■ **Problem to solve**
Retype the complete listing exactly as it appears.
◆ ◆ ◆
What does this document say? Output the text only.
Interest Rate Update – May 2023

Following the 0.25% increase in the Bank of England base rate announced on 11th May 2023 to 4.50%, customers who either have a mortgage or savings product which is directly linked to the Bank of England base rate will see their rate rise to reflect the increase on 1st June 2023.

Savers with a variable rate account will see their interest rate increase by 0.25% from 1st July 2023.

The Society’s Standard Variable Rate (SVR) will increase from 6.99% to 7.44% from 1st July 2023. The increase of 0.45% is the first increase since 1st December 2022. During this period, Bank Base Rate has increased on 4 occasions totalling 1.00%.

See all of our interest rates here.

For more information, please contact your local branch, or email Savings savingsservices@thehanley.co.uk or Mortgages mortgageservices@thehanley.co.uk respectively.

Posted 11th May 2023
◆ ◆ ◆
■ **Result of this exercise**
What does this document say? Output the text only.
Interest Rate Update – May 2023

Following the 0.25% increase in the Bank of England base rate announced on 11th May 2023 to 4.50%, customers who either have a mortgage or savings product which is directly linked to the Bank of England base rate will see their rate rise to reflect the increase on 1st June 2023.

Savers with a variable rate account will see their interest rate increase by 0.25% from 1st July 2023.

The Society’s Standard Variable Rate (SVR) will increase from 6.99% to 7.44% from 1st July 2023. The increase of 0.45% is the first increase since 1st December 2022. During this period, Bank Base Rate has increased on 4 occasions totalling 1.00%.

See all of our interest rates here.

For more information, please contact your local branch, or email Savings savingsservices@thehanley.co.uk or Mortgages mortgageservices@thehanley.co.uk respectively.

Posted 11th May 2023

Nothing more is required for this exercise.